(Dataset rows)
## START

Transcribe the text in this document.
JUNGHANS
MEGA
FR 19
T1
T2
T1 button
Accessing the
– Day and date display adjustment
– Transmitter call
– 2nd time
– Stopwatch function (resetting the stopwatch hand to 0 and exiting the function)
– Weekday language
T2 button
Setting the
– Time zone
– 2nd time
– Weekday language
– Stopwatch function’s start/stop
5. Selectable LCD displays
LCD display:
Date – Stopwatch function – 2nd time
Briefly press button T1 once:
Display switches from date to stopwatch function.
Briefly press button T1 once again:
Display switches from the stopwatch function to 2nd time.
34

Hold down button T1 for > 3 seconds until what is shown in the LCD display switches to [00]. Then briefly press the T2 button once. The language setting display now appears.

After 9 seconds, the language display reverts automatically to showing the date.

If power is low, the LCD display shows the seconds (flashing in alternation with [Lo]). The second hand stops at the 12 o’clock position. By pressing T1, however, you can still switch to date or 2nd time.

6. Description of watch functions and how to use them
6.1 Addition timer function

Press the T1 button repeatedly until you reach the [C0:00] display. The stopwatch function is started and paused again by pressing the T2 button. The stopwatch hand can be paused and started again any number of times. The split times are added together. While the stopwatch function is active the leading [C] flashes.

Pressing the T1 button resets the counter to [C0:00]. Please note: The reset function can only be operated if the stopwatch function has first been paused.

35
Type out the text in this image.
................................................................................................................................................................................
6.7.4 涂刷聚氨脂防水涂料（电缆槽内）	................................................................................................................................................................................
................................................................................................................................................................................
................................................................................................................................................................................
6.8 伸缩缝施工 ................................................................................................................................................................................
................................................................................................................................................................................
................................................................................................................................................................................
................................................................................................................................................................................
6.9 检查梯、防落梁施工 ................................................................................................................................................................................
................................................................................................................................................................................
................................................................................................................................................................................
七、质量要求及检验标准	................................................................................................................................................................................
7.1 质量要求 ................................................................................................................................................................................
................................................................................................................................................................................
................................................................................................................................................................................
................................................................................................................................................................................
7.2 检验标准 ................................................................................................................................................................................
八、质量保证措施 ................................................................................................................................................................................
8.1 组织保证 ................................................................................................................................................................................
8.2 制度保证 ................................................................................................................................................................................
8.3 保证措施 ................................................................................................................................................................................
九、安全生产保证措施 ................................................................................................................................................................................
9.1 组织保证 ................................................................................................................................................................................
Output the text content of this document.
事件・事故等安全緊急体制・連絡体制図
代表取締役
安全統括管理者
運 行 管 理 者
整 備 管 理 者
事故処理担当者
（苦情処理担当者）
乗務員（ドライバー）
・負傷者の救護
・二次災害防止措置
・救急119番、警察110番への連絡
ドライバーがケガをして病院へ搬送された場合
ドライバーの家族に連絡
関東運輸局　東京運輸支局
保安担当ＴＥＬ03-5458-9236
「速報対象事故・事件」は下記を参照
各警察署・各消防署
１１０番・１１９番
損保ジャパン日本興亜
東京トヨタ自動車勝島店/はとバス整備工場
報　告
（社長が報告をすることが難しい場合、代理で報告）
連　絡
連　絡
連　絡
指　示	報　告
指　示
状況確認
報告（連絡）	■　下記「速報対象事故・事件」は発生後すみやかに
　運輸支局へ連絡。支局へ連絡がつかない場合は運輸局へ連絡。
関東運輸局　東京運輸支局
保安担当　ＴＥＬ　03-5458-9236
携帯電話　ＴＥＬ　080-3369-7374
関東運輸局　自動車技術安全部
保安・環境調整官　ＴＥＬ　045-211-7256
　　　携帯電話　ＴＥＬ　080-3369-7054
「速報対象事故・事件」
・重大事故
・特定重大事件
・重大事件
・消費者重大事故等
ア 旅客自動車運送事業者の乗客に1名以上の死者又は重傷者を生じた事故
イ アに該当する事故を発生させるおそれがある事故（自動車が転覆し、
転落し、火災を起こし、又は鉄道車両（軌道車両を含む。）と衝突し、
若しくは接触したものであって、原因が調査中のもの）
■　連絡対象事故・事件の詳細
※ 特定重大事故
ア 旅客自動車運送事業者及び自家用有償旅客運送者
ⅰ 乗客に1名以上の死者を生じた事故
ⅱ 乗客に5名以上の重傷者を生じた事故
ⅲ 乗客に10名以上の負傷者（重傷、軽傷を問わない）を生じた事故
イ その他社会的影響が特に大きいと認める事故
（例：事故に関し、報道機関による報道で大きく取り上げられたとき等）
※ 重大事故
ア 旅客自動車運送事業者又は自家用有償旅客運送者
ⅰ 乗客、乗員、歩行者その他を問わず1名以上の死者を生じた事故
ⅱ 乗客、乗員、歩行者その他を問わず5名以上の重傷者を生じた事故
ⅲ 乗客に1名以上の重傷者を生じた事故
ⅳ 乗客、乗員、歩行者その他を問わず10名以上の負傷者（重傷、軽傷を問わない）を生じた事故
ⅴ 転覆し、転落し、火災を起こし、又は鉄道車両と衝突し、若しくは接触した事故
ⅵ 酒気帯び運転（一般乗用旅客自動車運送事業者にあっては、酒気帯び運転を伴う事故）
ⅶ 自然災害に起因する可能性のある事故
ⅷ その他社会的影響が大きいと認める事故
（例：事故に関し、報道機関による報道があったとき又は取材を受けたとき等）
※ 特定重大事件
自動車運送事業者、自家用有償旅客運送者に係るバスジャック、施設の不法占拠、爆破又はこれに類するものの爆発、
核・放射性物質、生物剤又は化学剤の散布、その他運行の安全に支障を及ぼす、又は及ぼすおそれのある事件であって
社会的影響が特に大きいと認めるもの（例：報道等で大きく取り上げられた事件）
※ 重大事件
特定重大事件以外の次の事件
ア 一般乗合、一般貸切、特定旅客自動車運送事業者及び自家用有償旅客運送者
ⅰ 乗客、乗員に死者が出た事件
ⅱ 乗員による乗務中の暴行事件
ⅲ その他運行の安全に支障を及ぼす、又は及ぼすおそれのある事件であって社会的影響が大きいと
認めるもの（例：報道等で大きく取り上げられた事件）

## END

:: REQUIREMENTS ::
Your task is to gather all lines from the entries above that hold the word "速報対象事故".

:: RESULT OF THE TASK ::
「速報対象事故・事件」は下記を参照
報告（連絡）	■　下記「速報対象事故・事件」は発生後すみやかに
「速報対象事故・事件」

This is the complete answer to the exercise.